* [Written request]: Copy out every line that contains "tiết".

(Dataset records)
#####

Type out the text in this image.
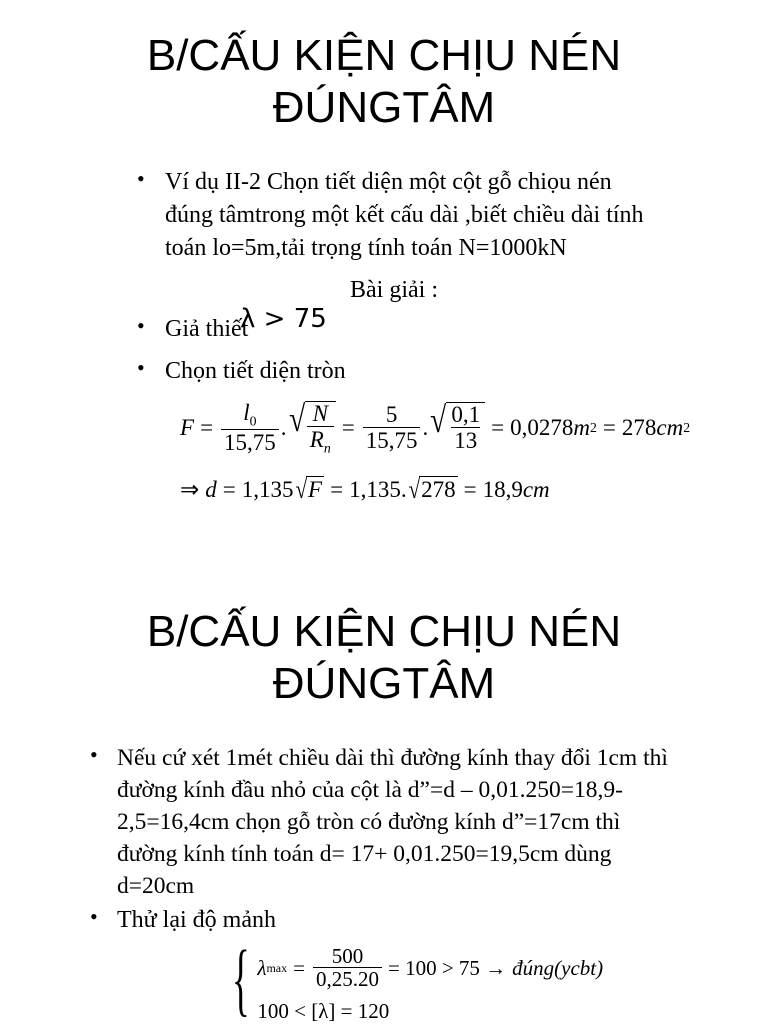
B/CẤU KIỆN CHỊU NÉN
ĐÚNGTÂM
• Ví dụ II-2 Chọn tiết diện một cột gỗ chiọu nén
đúng tâmtrong một kết cấu dài ,biết chiều dài tính
toán lo=5m,tải trọng tính toán N=1000kN
Bài giải :
• Giả thiết
λ > 75
• Chọn tiết diện tròn
$F = \frac{l_0}{15,75}$ . √ $\frac{N}{R_n} = \frac{5}{15,75}$ . √ $\frac{0,1}{13} = 0,0278$ m 2 = 278 cm 2
⇒ d = 1,135 √ F = 1,135. √ 278 = 18,9 cm
B/CẤU KIỆN CHỊU NÉN
ĐÚNGTÂM
• Nếu cứ xét 1mét chiều dài thì đường kính thay đổi 1cm thì
đường kính đầu nhỏ của cột là d”=d – 0,01.250=18,9-
2,5=16,4cm chọn gỗ tròn có đường kính d”=17cm thì
đường kính tính toán d= 17+ 0,01.250=19,5cm dùng
d=20cm
• Thử lại độ mảnh
{ λ $\max = \frac{500}{0,25.20} = 100 > 75$ → đúng(ycbt)
100 < [λ] = 120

#####

* [Worked solution]:
• Ví dụ II-2 Chọn tiết diện một cột gỗ chiọu nén
• Chọn tiết diện tròn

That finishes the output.